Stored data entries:
>>>
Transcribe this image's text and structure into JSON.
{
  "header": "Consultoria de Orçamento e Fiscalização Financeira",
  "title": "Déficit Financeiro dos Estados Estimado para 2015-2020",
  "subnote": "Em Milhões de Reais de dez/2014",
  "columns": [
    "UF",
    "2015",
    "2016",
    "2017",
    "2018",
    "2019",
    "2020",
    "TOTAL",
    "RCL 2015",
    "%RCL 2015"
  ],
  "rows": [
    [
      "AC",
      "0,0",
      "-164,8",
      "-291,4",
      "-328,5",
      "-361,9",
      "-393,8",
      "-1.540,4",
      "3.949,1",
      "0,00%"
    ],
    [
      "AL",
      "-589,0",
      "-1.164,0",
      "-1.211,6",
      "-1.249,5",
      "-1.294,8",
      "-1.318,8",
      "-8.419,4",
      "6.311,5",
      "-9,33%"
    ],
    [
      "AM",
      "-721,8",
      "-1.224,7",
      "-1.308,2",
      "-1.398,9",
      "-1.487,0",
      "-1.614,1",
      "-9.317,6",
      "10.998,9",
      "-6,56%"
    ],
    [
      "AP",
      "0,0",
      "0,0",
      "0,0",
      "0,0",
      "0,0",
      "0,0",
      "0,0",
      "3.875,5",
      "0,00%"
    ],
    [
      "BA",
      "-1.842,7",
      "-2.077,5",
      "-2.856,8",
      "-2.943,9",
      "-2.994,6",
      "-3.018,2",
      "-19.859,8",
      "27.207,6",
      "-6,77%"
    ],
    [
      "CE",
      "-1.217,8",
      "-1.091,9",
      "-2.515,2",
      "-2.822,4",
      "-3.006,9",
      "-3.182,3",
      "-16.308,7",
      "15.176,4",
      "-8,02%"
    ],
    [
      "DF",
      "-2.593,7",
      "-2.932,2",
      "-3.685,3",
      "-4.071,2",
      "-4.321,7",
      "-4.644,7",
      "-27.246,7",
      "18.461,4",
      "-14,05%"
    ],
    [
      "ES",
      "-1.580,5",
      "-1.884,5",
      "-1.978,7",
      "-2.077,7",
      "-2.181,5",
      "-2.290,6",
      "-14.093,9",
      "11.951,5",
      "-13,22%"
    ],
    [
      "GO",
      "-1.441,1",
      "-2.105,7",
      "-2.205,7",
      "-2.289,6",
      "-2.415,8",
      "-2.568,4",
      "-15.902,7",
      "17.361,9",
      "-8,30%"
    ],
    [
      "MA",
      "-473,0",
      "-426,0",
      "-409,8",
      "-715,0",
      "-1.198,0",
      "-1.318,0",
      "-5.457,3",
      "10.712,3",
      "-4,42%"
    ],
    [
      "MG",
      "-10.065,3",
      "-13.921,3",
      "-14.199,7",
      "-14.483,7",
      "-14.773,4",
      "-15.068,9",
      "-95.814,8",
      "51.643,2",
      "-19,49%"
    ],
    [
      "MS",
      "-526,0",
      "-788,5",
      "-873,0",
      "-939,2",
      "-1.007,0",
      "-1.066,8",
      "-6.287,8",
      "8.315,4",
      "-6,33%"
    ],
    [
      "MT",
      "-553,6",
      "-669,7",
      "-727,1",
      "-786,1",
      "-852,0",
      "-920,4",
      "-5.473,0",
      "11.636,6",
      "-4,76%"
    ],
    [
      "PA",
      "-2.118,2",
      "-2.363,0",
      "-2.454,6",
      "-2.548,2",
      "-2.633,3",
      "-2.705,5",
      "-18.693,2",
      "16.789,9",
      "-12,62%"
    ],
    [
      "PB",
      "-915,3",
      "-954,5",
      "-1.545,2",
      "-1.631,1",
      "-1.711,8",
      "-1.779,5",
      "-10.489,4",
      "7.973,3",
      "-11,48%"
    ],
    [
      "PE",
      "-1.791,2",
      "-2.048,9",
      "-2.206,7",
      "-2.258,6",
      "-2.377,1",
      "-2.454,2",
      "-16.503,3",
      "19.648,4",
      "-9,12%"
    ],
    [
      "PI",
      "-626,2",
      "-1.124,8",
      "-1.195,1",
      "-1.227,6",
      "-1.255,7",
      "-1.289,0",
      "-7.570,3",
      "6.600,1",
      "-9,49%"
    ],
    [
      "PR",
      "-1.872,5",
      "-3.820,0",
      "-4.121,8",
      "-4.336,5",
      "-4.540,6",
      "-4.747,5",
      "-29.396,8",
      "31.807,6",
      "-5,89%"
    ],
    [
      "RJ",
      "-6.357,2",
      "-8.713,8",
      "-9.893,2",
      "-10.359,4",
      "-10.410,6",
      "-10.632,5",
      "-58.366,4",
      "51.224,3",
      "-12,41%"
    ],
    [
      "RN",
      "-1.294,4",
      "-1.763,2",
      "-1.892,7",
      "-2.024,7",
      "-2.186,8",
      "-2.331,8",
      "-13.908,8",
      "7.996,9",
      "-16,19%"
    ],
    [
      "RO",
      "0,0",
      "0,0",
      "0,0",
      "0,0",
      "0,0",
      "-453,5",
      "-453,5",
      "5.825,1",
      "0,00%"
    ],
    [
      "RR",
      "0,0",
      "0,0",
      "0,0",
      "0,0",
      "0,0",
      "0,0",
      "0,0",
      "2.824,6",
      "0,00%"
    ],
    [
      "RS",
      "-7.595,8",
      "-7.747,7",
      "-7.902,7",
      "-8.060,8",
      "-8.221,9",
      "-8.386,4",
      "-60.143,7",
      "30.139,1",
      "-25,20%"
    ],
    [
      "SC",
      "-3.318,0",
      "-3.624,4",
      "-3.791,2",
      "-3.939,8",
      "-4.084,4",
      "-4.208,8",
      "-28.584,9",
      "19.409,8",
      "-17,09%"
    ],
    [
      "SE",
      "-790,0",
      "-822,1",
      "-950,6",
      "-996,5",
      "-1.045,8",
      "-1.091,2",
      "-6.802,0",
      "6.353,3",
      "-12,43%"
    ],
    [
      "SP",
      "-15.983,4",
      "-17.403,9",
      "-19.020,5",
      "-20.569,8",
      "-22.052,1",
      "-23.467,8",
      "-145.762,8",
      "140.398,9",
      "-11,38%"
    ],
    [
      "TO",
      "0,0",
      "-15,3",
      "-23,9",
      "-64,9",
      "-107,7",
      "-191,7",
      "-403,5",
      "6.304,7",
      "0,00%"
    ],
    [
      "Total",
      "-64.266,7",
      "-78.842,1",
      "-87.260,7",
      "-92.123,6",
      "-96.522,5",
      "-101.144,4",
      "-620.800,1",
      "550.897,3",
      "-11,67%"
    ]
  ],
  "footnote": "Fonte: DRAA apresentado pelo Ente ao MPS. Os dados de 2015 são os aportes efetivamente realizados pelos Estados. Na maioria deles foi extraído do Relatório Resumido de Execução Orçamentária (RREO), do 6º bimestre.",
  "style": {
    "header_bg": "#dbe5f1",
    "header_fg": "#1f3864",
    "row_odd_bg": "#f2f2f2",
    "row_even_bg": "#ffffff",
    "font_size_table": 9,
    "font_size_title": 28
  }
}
<<<
Problem requirements:
Return every entry verbatim.

Task solution:
Transcribe this image's text and structure into JSON.
{
  "header": "Consultoria de Orçamento e Fiscalização Financeira",
  "title": "Déficit Financeiro dos Estados Estimado para 2015-2020",
  "subnote": "Em Milhões de Reais de dez/2014",
  "columns": [
    "UF",
    "2015",
    "2016",
    "2017",
    "2018",
    "2019",
    "2020",
    "TOTAL",
    "RCL 2015",
    "%RCL 2015"
  ],
  "rows": [
    [
      "AC",
      "0,0",
      "-164,8",
      "-291,4",
      "-328,5",
      "-361,9",
      "-393,8",
      "-1.540,4",
      "3.949,1",
      "0,00%"
    ],
    [
      "AL",
      "-589,0",
      "-1.164,0",
      "-1.211,6",
      "-1.249,5",
      "-1.294,8",
      "-1.318,8",
      "-8.419,4",
      "6.311,5",
      "-9,33%"
    ],
    [
      "AM",
      "-721,8",
      "-1.224,7",
      "-1.308,2",
      "-1.398,9",
      "-1.487,0",
      "-1.614,1",
      "-9.317,6",
      "10.998,9",
      "-6,56%"
    ],
    [
      "AP",
      "0,0",
      "0,0",
      "0,0",
      "0,0",
      "0,0",
      "0,0",
      "0,0",
      "3.875,5",
      "0,00%"
    ],
    [
      "BA",
      "-1.842,7",
      "-2.077,5",
      "-2.856,8",
      "-2.943,9",
      "-2.994,6",
      "-3.018,2",
      "-19.859,8",
      "27.207,6",
      "-6,77%"
    ],
    [
      "CE",
      "-1.217,8",
      "-1.091,9",
      "-2.515,2",
      "-2.822,4",
      "-3.006,9",
      "-3.182,3",
      "-16.308,7",
      "15.176,4",
      "-8,02%"
    ],
    [
      "DF",
      "-2.593,7",
      "-2.932,2",
      "-3.685,3",
      "-4.071,2",
      "-4.321,7",
      "-4.644,7",
      "-27.246,7",
      "18.461,4",
      "-14,05%"
    ],
    [
      "ES",
      "-1.580,5",
      "-1.884,5",
      "-1.978,7",
      "-2.077,7",
      "-2.181,5",
      "-2.290,6",
      "-14.093,9",
      "11.951,5",
      "-13,22%"
    ],
    [
      "GO",
      "-1.441,1",
      "-2.105,7",
      "-2.205,7",
      "-2.289,6",
      "-2.415,8",
      "-2.568,4",
      "-15.902,7",
      "17.361,9",
      "-8,30%"
    ],
    [
      "MA",
      "-473,0",
      "-426,0",
      "-409,8",
      "-715,0",
      "-1.198,0",
      "-1.318,0",
      "-5.457,3",
      "10.712,3",
      "-4,42%"
    ],
    [
      "MG",
      "-10.065,3",
      "-13.921,3",
      "-14.199,7",
      "-14.483,7",
      "-14.773,4",
      "-15.068,9",
      "-95.814,8",
      "51.643,2",
      "-19,49%"
    ],
    [
      "MS",
      "-526,0",
      "-788,5",
      "-873,0",
      "-939,2",
      "-1.007,0",
      "-1.066,8",
      "-6.287,8",
      "8.315,4",
      "-6,33%"
    ],
    [
      "MT",
      "-553,6",
      "-669,7",
      "-727,1",
      "-786,1",
      "-852,0",
      "-920,4",
      "-5.473,0",
      "11.636,6",
      "-4,76%"
    ],
    [
      "PA",
      "-2.118,2",
      "-2.363,0",
      "-2.454,6",
      "-2.548,2",
      "-2.633,3",
      "-2.705,5",
      "-18.693,2",
      "16.789,9",
      "-12,62%"
    ],
    [
      "PB",
      "-915,3",
      "-954,5",
      "-1.545,2",
      "-1.631,1",
      "-1.711,8",
      "-1.779,5",
      "-10.489,4",
      "7.973,3",
      "-11,48%"
    ],
    [
      "PE",
      "-1.791,2",
      "-2.048,9",
      "-2.206,7",
      "-2.258,6",
      "-2.377,1",
      "-2.454,2",
      "-16.503,3",
      "19.648,4",
      "-9,12%"
    ],
    [
      "PI",
      "-626,2",
      "-1.124,8",
      "-1.195,1",
      "-1.227,6",
      "-1.255,7",
      "-1.289,0",
      "-7.570,3",
      "6.600,1",
      "-9,49%"
    ],
    [
      "PR",
      "-1.872,5",
      "-3.820,0",
      "-4.121,8",
      "-4.336,5",
      "-4.540,6",
      "-4.747,5",
      "-29.396,8",
      "31.807,6",
      "-5,89%"
    ],
    [
      "RJ",
      "-6.357,2",
      "-8.713,8",
      "-9.893,2",
      "-10.359,4",
      "-10.410,6",
      "-10.632,5",
      "-58.366,4",
      "51.224,3",
      "-12,41%"
    ],
    [
      "RN",
      "-1.294,4",
      "-1.763,2",
      "-1.892,7",
      "-2.024,7",
      "-2.186,8",
      "-2.331,8",
      "-13.908,8",
      "7.996,9",
      "-16,19%"
    ],
    [
      "RO",
      "0,0",
      "0,0",
      "0,0",
      "0,0",
      "0,0",
      "-453,5",
      "-453,5",
      "5.825,1",
      "0,00%"
    ],
    [
      "RR",
      "0,0",
      "0,0",
      "0,0",
      "0,0",
      "0,0",
      "0,0",
      "0,0",
      "2.824,6",
      "0,00%"
    ],
    [
      "RS",
      "-7.595,8",
      "-7.747,7",
      "-7.902,7",
      "-8.060,8",
      "-8.221,9",
      "-8.386,4",
      "-60.143,7",
      "30.139,1",
      "-25,20%"
    ],
    [
      "SC",
      "-3.318,0",
      "-3.624,4",
      "-3.791,2",
      "-3.939,8",
      "-4.084,4",
      "-4.208,8",
      "-28.584,9",
      "19.409,8",
      "-17,09%"
    ],
    [
      "SE",
      "-790,0",
      "-822,1",
      "-950,6",
      "-996,5",
      "-1.045,8",
      "-1.091,2",
      "-6.802,0",
      "6.353,3",
      "-12,43%"
    ],
    [
      "SP",
      "-15.983,4",
      "-17.403,9",
      "-19.020,5",
      "-20.569,8",
      "-22.052,1",
      "-23.467,8",
      "-145.762,8",
      "140.398,9",
      "-11,38%"
    ],
    [
      "TO",
      "0,0",
      "-15,3",
      "-23,9",
      "-64,9",
      "-107,7",
      "-191,7",
      "-403,5",
      "6.304,7",
      "0,00%"
    ],
    [
      "Total",
      "-64.266,7",
      "-78.842,1",
      "-87.260,7",
      "-92.123,6",
      "-96.522,5",
      "-101.144,4",
      "-620.800,1",
      "550.897,3",
      "-11,67%"
    ]
  ],
  "footnote": "Fonte: DRAA apresentado pelo Ente ao MPS. Os dados de 2015 são os aportes efetivamente realizados pelos Estados. Na maioria deles foi extraído do Relatório Resumido de Execução Orçamentária (RREO), do 6º bimestre.",
  "style": {
    "header_bg": "#dbe5f1",
    "header_fg": "#1f3864",
    "row_odd_bg": "#f2f2f2",
    "row_even_bg": "#ffffff",
    "font_size_table": 9,
    "font_size_title": 28
  }
}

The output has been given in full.